SET TASK: Every line below must be reproduced exactly. Copy them all.

TASK INPUT:
===
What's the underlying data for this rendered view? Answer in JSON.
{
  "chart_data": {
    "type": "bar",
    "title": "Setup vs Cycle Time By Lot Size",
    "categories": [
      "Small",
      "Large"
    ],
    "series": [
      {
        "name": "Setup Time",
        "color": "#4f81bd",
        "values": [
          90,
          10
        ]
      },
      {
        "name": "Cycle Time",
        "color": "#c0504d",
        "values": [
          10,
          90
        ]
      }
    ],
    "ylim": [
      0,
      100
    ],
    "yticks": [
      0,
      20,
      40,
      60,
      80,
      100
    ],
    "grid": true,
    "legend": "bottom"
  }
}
===
TASK ANSWER:
What's the underlying data for this rendered view? Answer in JSON.
{
  "chart_data": {
    "type": "bar",
    "title": "Setup vs Cycle Time By Lot Size",
    "categories": [
      "Small",
      "Large"
    ],
    "series": [
      {
        "name": "Setup Time",
        "color": "#4f81bd",
        "values": [
          90,
          10
        ]
      },
      {
        "name": "Cycle Time",
        "color": "#c0504d",
        "values": [
          10,
          90
        ]
      }
    ],
    "ylim": [
      0,
      100
    ],
    "yticks": [
      0,
      20,
      40,
      60,
      80,
      100
    ],
    "grid": true,
    "legend": "bottom"
  }
}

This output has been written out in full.